DIRECTIONS: Find the number of lines in these records where the word "JSON" appears. Reply with that number and nothing more.

** START MATERIALS PROVIDED **

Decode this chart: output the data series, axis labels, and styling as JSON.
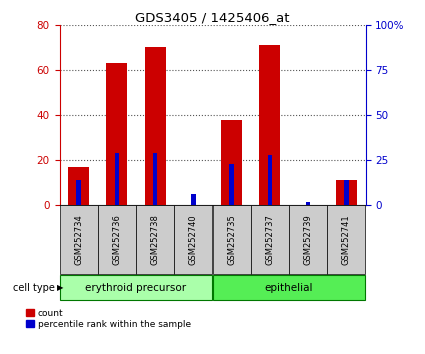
{
  "title": "GDS3405 / 1425406_at",
  "samples": [
    "GSM252734",
    "GSM252736",
    "GSM252738",
    "GSM252740",
    "GSM252735",
    "GSM252737",
    "GSM252739",
    "GSM252741"
  ],
  "count_values": [
    17,
    63,
    70,
    0,
    38,
    71,
    0,
    11
  ],
  "percentile_values": [
    14,
    29,
    29,
    6,
    23,
    28,
    2,
    14
  ],
  "group1_label": "erythroid precursor",
  "group2_label": "epithelial",
  "group1_indices": [
    0,
    1,
    2,
    3
  ],
  "group2_indices": [
    4,
    5,
    6,
    7
  ],
  "group_label_prefix": "cell type",
  "left_axis_color": "#cc0000",
  "right_axis_color": "#0000cc",
  "bar_color_count": "#cc0000",
  "bar_color_pct": "#0000cc",
  "left_ylim": [
    0,
    80
  ],
  "right_ylim": [
    0,
    100
  ],
  "left_yticks": [
    0,
    20,
    40,
    60,
    80
  ],
  "right_yticks": [
    0,
    25,
    50,
    75,
    100
  ],
  "right_yticklabels": [
    "0",
    "25",
    "50",
    "75",
    "100%"
  ],
  "group1_color": "#aaffaa",
  "group2_color": "#55ee55",
  "tick_label_bg": "#cccccc",
  "grid_color": "#555555",
  "fig_width": 4.25,
  "fig_height": 3.54,
  "dpi": 100
}
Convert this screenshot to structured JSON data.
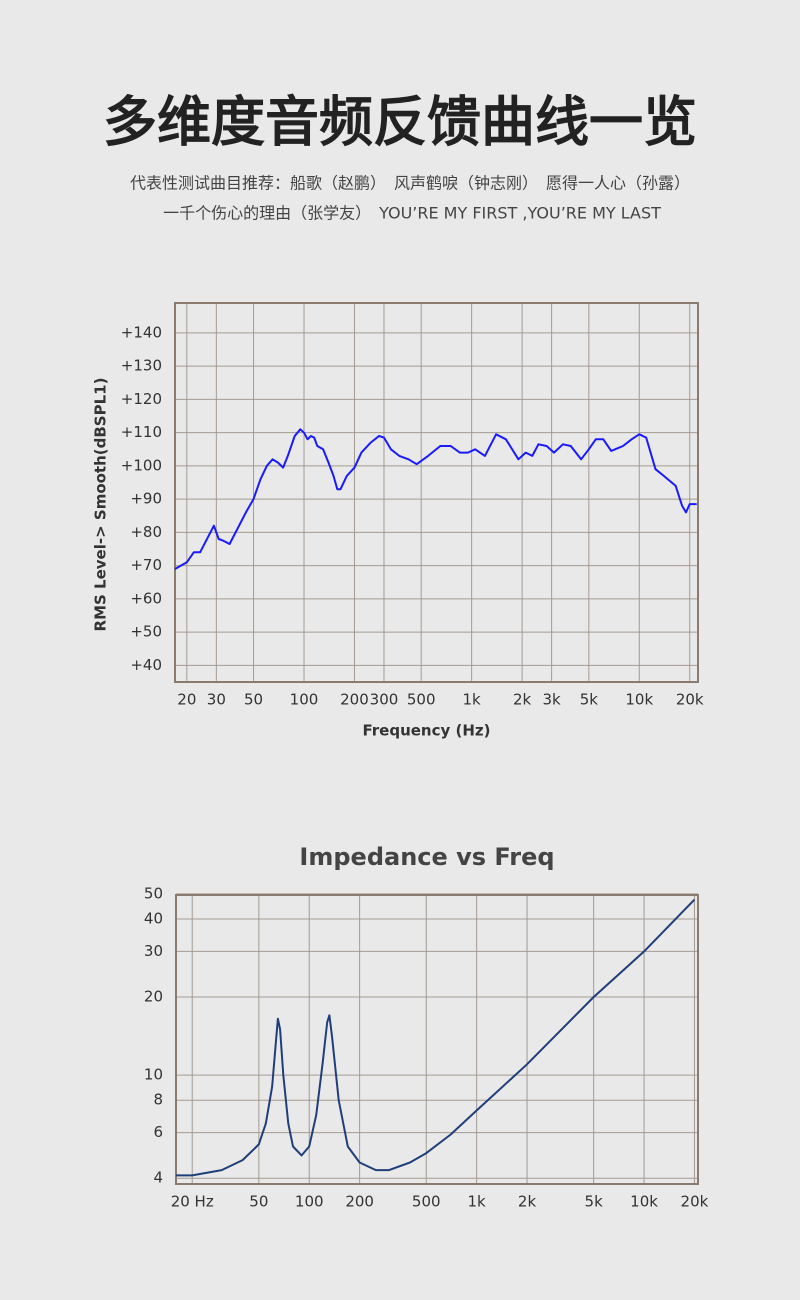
{
  "header": {
    "title": "多维度音频反馈曲线一览",
    "lines": [
      "代表性测试曲目推荐：船歌（赵鹏）　风声鹤唳（钟志刚）　愿得一人心（孙露）",
      "一千个伤心的理由（张学友）　YOU’RE MY FIRST ,YOU’RE MY LAST"
    ]
  },
  "chart_data": [
    {
      "type": "line",
      "xlabel": "Frequency (Hz)",
      "ylabel": "RMS Level-> Smooth(dBSPL1)",
      "xscale": "log",
      "yscale": "linear",
      "grid": true,
      "color": "#1a1aff",
      "xlim": [
        17,
        22400
      ],
      "ylim": [
        35,
        149
      ],
      "xticks": [
        20,
        30,
        50,
        100,
        200,
        300,
        500,
        {
          "value": 1000,
          "label": "1k"
        },
        {
          "value": 2000,
          "label": "2k"
        },
        {
          "value": 3000,
          "label": "3k"
        },
        {
          "value": 5000,
          "label": "5k"
        },
        {
          "value": 10000,
          "label": "10k"
        },
        {
          "value": 20000,
          "label": "20k"
        }
      ],
      "yticks": [
        {
          "value": 40,
          "label": "+40"
        },
        {
          "value": 50,
          "label": "+50"
        },
        {
          "value": 60,
          "label": "+60"
        },
        {
          "value": 70,
          "label": "+70"
        },
        {
          "value": 80,
          "label": "+80"
        },
        {
          "value": 90,
          "label": "+90"
        },
        {
          "value": 100,
          "label": "+100"
        },
        {
          "value": 110,
          "label": "+110"
        },
        {
          "value": 120,
          "label": "+120"
        },
        {
          "value": 130,
          "label": "+130"
        },
        {
          "value": 140,
          "label": "+140"
        }
      ],
      "x": [
        17,
        20,
        22,
        24,
        27,
        29,
        31,
        33,
        36,
        40,
        45,
        50,
        55,
        60,
        65,
        70,
        75,
        80,
        88,
        95,
        100,
        105,
        110,
        115,
        120,
        130,
        140,
        150,
        158,
        165,
        180,
        200,
        220,
        250,
        280,
        300,
        330,
        370,
        420,
        470,
        550,
        650,
        750,
        850,
        950,
        1050,
        1200,
        1400,
        1600,
        1900,
        2100,
        2300,
        2500,
        2800,
        3100,
        3500,
        3900,
        4500,
        5000,
        5500,
        6100,
        6800,
        8000,
        9000,
        10000,
        11000,
        12500,
        14000,
        16500,
        18000,
        19000,
        20000,
        22000
      ],
      "values": [
        69,
        71,
        74,
        74,
        79,
        82,
        78,
        77.5,
        76.5,
        81,
        86,
        90,
        96,
        100,
        102,
        101,
        99.5,
        103,
        109,
        111,
        110,
        108,
        109,
        108.5,
        106,
        105,
        101,
        97,
        93,
        93,
        97,
        99.5,
        104,
        107,
        109,
        108.5,
        105,
        103,
        102,
        100.5,
        103,
        106,
        106,
        104,
        104,
        105,
        103,
        109.5,
        108,
        102,
        104,
        103,
        106.5,
        106,
        104,
        106.5,
        106,
        102,
        105,
        108,
        108,
        104.5,
        106,
        108,
        109.5,
        108.5,
        99,
        97,
        94,
        88,
        86,
        88.5,
        88.5
      ]
    },
    {
      "type": "line",
      "title": "Impedance vs Freq",
      "xscale": "log",
      "yscale": "log",
      "grid": true,
      "color": "#1f3f7a",
      "xlim": [
        16,
        21000
      ],
      "ylim": [
        3.8,
        49.5
      ],
      "xticks": [
        {
          "value": 20,
          "label": "20 Hz"
        },
        50,
        100,
        200,
        500,
        {
          "value": 1000,
          "label": "1k"
        },
        {
          "value": 2000,
          "label": "2k"
        },
        {
          "value": 5000,
          "label": "5k"
        },
        {
          "value": 10000,
          "label": "10k"
        },
        {
          "value": 20000,
          "label": "20k"
        }
      ],
      "yticks": [
        4,
        6,
        8,
        10,
        20,
        30,
        40,
        50
      ],
      "x": [
        16,
        20,
        30,
        40,
        50,
        55,
        60,
        63,
        65,
        67,
        70,
        75,
        80,
        90,
        100,
        110,
        120,
        128,
        132,
        137,
        150,
        170,
        200,
        250,
        300,
        400,
        500,
        700,
        1000,
        2000,
        5000,
        10000,
        20000
      ],
      "values": [
        4.1,
        4.1,
        4.3,
        4.7,
        5.4,
        6.5,
        9,
        13,
        16.5,
        15,
        10,
        6.5,
        5.3,
        4.9,
        5.3,
        7,
        11,
        16,
        17,
        14,
        8,
        5.3,
        4.6,
        4.3,
        4.3,
        4.6,
        5.0,
        5.9,
        7.3,
        11,
        20,
        30,
        47.5
      ]
    }
  ]
}
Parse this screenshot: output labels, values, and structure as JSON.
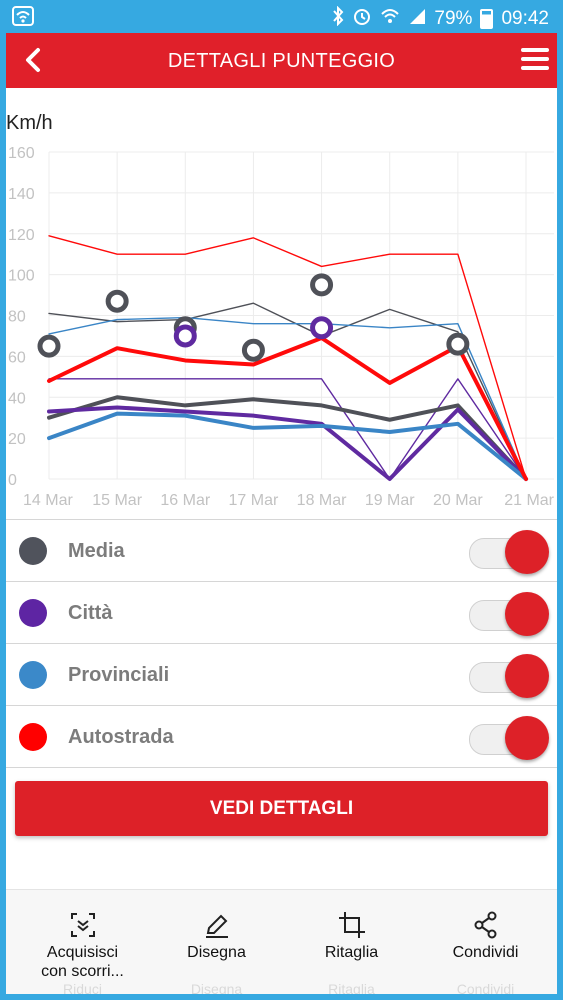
{
  "status_bar": {
    "battery": "79%",
    "time": "09:42",
    "icons": [
      "wifi-icon",
      "bluetooth-icon",
      "alarm-icon",
      "signal-icon",
      "battery-icon"
    ]
  },
  "app_bar": {
    "title": "DETTAGLI PUNTEGGIO",
    "back_icon": "‹",
    "menu_icon": "hamburger-menu-icon"
  },
  "chart_data": {
    "type": "line",
    "ylabel": "Km/h",
    "xlabel": "",
    "ylim": [
      0,
      160
    ],
    "yticks": [
      0,
      20,
      40,
      60,
      80,
      100,
      120,
      140,
      160
    ],
    "categories": [
      "14 Mar",
      "15 Mar",
      "16 Mar",
      "17 Mar",
      "18 Mar",
      "19 Mar",
      "20 Mar",
      "21 Mar"
    ],
    "grid": true,
    "series": [
      {
        "name": "Media",
        "color": "#4f5158",
        "style": "thick",
        "values": [
          30,
          40,
          36,
          39,
          36,
          29,
          36,
          0
        ]
      },
      {
        "name": "Città",
        "color": "#5f2aa0",
        "style": "thick",
        "values": [
          33,
          35,
          33,
          31,
          27,
          0,
          34,
          0
        ]
      },
      {
        "name": "Provinciali",
        "color": "#3a85c6",
        "style": "thick",
        "values": [
          20,
          32,
          31,
          25,
          26,
          23,
          27,
          0
        ]
      },
      {
        "name": "Autostrada",
        "color": "#ff0a0a",
        "style": "thick",
        "values": [
          48,
          64,
          58,
          56,
          69,
          47,
          65,
          0
        ]
      },
      {
        "name": "Media",
        "color": "#4f5158",
        "style": "thin",
        "values": [
          81,
          77,
          78,
          86,
          70,
          83,
          72,
          0
        ]
      },
      {
        "name": "Città",
        "color": "#5f2aa0",
        "style": "thin",
        "values": [
          49,
          49,
          49,
          49,
          49,
          0,
          49,
          0
        ]
      },
      {
        "name": "Provinciali",
        "color": "#3a85c6",
        "style": "thin",
        "values": [
          71,
          78,
          79,
          76,
          76,
          74,
          76,
          0
        ]
      },
      {
        "name": "Autostrada",
        "color": "#ff0a0a",
        "style": "thin",
        "values": [
          119,
          110,
          110,
          118,
          104,
          110,
          110,
          0
        ]
      }
    ],
    "markers": [
      {
        "x": "14 Mar",
        "y": 65,
        "color": "#4f5158"
      },
      {
        "x": "15 Mar",
        "y": 87,
        "color": "#4f5158"
      },
      {
        "x": "16 Mar",
        "y": 74,
        "color": "#4f5158"
      },
      {
        "x": "16 Mar",
        "y": 70,
        "color": "#5f2aa0"
      },
      {
        "x": "17 Mar",
        "y": 63,
        "color": "#4f5158"
      },
      {
        "x": "18 Mar",
        "y": 95,
        "color": "#4f5158"
      },
      {
        "x": "18 Mar",
        "y": 74,
        "color": "#5f2aa0"
      },
      {
        "x": "20 Mar",
        "y": 66,
        "color": "#4f5158"
      }
    ]
  },
  "legend": [
    {
      "label": "Media",
      "color": "#50535c",
      "enabled": true
    },
    {
      "label": "Città",
      "color": "#5e25a3",
      "enabled": true
    },
    {
      "label": "Provinciali",
      "color": "#3b89c9",
      "enabled": true
    },
    {
      "label": "Autostrada",
      "color": "#ff0000",
      "enabled": true
    }
  ],
  "details_button": {
    "label": "VEDI DETTAGLI"
  },
  "bottom_toolbar": [
    {
      "icon": "scroll-capture-icon",
      "label": "Acquisisci\ncon scorri...",
      "ghost": "Riduci"
    },
    {
      "icon": "pen-icon",
      "label": "Disegna",
      "ghost": "Disegna"
    },
    {
      "icon": "crop-icon",
      "label": "Ritaglia",
      "ghost": "Ritaglia"
    },
    {
      "icon": "share-icon",
      "label": "Condividi",
      "ghost": "Condividi"
    }
  ]
}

** END MATERIALS PROVIDED **

SOLUTION TO THIS TASK: 3